■ **Provided data**:
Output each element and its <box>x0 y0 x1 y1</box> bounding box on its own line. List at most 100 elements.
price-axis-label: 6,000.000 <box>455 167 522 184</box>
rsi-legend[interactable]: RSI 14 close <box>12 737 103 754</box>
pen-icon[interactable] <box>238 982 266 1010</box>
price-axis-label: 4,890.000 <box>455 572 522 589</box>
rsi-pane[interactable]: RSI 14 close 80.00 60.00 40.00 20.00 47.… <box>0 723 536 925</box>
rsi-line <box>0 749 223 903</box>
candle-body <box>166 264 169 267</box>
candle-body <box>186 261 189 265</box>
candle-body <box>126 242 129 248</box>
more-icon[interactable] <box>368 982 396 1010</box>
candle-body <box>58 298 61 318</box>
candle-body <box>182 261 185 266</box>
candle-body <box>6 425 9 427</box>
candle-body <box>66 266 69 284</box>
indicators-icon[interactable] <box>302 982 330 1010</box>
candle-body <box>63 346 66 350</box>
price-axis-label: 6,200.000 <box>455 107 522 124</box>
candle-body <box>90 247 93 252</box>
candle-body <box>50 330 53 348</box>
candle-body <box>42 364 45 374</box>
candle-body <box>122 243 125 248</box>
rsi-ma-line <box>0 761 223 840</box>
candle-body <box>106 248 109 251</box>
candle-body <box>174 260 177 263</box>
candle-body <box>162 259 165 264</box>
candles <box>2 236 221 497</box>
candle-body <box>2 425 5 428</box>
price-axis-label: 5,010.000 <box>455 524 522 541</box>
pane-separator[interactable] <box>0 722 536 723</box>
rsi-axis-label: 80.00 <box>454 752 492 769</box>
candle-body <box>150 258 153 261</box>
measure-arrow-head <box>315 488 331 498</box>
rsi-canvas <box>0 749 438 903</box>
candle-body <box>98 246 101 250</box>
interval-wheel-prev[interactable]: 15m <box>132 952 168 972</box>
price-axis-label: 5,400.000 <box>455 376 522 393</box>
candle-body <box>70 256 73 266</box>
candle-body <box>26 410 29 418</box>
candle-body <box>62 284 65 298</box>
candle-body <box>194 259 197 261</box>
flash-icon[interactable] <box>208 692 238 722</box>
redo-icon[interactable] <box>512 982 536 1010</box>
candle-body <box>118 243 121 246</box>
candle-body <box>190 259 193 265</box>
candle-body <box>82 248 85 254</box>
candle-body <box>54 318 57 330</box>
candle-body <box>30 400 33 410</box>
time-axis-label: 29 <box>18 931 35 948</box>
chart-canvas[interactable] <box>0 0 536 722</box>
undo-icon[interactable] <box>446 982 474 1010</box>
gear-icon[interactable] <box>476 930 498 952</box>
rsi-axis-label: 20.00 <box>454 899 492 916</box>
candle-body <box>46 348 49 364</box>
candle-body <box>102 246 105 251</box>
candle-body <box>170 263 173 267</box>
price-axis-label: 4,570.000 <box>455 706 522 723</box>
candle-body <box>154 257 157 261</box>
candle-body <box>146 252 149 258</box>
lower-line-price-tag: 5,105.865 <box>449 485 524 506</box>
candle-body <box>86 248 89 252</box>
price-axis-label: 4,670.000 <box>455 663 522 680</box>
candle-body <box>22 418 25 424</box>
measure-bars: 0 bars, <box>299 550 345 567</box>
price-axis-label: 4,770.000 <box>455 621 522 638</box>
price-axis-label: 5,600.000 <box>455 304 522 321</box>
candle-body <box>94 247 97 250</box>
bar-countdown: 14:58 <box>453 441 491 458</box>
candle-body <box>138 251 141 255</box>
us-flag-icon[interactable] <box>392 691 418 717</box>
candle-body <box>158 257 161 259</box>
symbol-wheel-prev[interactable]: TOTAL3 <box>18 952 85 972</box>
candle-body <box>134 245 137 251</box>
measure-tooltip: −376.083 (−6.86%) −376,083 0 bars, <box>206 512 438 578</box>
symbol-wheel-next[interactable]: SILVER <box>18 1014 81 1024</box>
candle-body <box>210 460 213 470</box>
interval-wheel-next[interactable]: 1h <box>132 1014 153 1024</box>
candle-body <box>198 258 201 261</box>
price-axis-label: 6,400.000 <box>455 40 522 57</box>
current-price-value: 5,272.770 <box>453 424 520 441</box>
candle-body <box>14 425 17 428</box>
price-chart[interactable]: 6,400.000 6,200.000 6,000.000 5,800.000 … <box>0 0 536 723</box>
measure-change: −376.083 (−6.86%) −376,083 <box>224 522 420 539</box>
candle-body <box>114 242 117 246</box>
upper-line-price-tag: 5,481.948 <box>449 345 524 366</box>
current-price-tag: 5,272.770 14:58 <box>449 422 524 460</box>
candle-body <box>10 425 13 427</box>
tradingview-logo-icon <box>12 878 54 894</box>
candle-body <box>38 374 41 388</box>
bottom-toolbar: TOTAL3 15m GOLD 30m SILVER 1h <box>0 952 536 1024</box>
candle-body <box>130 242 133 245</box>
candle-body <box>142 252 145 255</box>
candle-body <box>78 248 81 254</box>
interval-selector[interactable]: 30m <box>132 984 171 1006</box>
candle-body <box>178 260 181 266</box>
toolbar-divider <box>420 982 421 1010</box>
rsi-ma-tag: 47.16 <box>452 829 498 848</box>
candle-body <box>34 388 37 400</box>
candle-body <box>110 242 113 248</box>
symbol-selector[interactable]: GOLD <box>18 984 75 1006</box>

■ **Task details**:
Could you print every line of the records above again, word for word and character for character, with nothing changed?

■ **Worked solution**:
Output each element and its <box>x0 y0 x1 y1</box> bounding box on its own line. List at most 100 elements.
price-axis-label: 6,000.000 <box>455 167 522 184</box>
rsi-legend[interactable]: RSI 14 close <box>12 737 103 754</box>
pen-icon[interactable] <box>238 982 266 1010</box>
price-axis-label: 4,890.000 <box>455 572 522 589</box>
rsi-pane[interactable]: RSI 14 close 80.00 60.00 40.00 20.00 47.… <box>0 723 536 925</box>
rsi-line <box>0 749 223 903</box>
candle-body <box>166 264 169 267</box>
candle-body <box>186 261 189 265</box>
candle-body <box>126 242 129 248</box>
more-icon[interactable] <box>368 982 396 1010</box>
candle-body <box>58 298 61 318</box>
candle-body <box>182 261 185 266</box>
candle-body <box>6 425 9 427</box>
candle-body <box>66 266 69 284</box>
indicators-icon[interactable] <box>302 982 330 1010</box>
candle-body <box>63 346 66 350</box>
price-axis-label: 6,200.000 <box>455 107 522 124</box>
candle-body <box>90 247 93 252</box>
candle-body <box>50 330 53 348</box>
candle-body <box>42 364 45 374</box>
candle-body <box>122 243 125 248</box>
rsi-ma-line <box>0 761 223 840</box>
candle-body <box>106 248 109 251</box>
candle-body <box>174 260 177 263</box>
candle-body <box>162 259 165 264</box>
candles <box>2 236 221 497</box>
candle-body <box>2 425 5 428</box>
price-axis-label: 5,010.000 <box>455 524 522 541</box>
pane-separator[interactable] <box>0 722 536 723</box>
rsi-axis-label: 80.00 <box>454 752 492 769</box>
candle-body <box>150 258 153 261</box>
measure-arrow-head <box>315 488 331 498</box>
rsi-canvas <box>0 749 438 903</box>
candle-body <box>98 246 101 250</box>
interval-wheel-prev[interactable]: 15m <box>132 952 168 972</box>
price-axis-label: 5,400.000 <box>455 376 522 393</box>
candle-body <box>70 256 73 266</box>
candle-body <box>26 410 29 418</box>
candle-body <box>62 284 65 298</box>
candle-body <box>194 259 197 261</box>
flash-icon[interactable] <box>208 692 238 722</box>
redo-icon[interactable] <box>512 982 536 1010</box>
candle-body <box>118 243 121 246</box>
candle-body <box>190 259 193 265</box>
candle-body <box>82 248 85 254</box>
candle-body <box>54 318 57 330</box>
candle-body <box>30 400 33 410</box>
time-axis-label: 29 <box>18 931 35 948</box>
chart-canvas[interactable] <box>0 0 536 722</box>
undo-icon[interactable] <box>446 982 474 1010</box>
gear-icon[interactable] <box>476 930 498 952</box>
rsi-axis-label: 20.00 <box>454 899 492 916</box>
candle-body <box>46 348 49 364</box>
candle-body <box>102 246 105 251</box>
candle-body <box>170 263 173 267</box>
price-axis-label: 4,570.000 <box>455 706 522 723</box>
candle-body <box>154 257 157 261</box>
candle-body <box>146 252 149 258</box>
lower-line-price-tag: 5,105.865 <box>449 485 524 506</box>
candle-body <box>86 248 89 252</box>
price-axis-label: 4,670.000 <box>455 663 522 680</box>
candle-body <box>22 418 25 424</box>
measure-bars: 0 bars, <box>299 550 345 567</box>
price-axis-label: 4,770.000 <box>455 621 522 638</box>
price-axis-label: 5,600.000 <box>455 304 522 321</box>
candle-body <box>94 247 97 250</box>
bar-countdown: 14:58 <box>453 441 491 458</box>
candle-body <box>138 251 141 255</box>
us-flag-icon[interactable] <box>392 691 418 717</box>
candle-body <box>158 257 161 259</box>
symbol-wheel-prev[interactable]: TOTAL3 <box>18 952 85 972</box>
candle-body <box>134 245 137 251</box>
measure-tooltip: −376.083 (−6.86%) −376,083 0 bars, <box>206 512 438 578</box>
symbol-wheel-next[interactable]: SILVER <box>18 1014 81 1024</box>
candle-body <box>210 460 213 470</box>
interval-wheel-next[interactable]: 1h <box>132 1014 153 1024</box>
candle-body <box>198 258 201 261</box>
price-axis-label: 6,400.000 <box>455 40 522 57</box>
current-price-value: 5,272.770 <box>453 424 520 441</box>
candle-body <box>14 425 17 428</box>
price-chart[interactable]: 6,400.000 6,200.000 6,000.000 5,800.000 … <box>0 0 536 723</box>
measure-change: −376.083 (−6.86%) −376,083 <box>224 522 420 539</box>
candle-body <box>114 242 117 246</box>
upper-line-price-tag: 5,481.948 <box>449 345 524 366</box>
current-price-tag: 5,272.770 14:58 <box>449 422 524 460</box>
candle-body <box>10 425 13 427</box>
tradingview-logo-icon <box>12 878 54 894</box>
candle-body <box>38 374 41 388</box>
bottom-toolbar: TOTAL3 15m GOLD 30m SILVER 1h <box>0 952 536 1024</box>
candle-body <box>130 242 133 245</box>
candle-body <box>142 252 145 255</box>
candle-body <box>78 248 81 254</box>
interval-selector[interactable]: 30m <box>132 984 171 1006</box>
candle-body <box>178 260 181 266</box>
toolbar-divider <box>420 982 421 1010</box>
rsi-ma-tag: 47.16 <box>452 829 498 848</box>
candle-body <box>34 388 37 400</box>
candle-body <box>110 242 113 248</box>
symbol-selector[interactable]: GOLD <box>18 984 75 1006</box>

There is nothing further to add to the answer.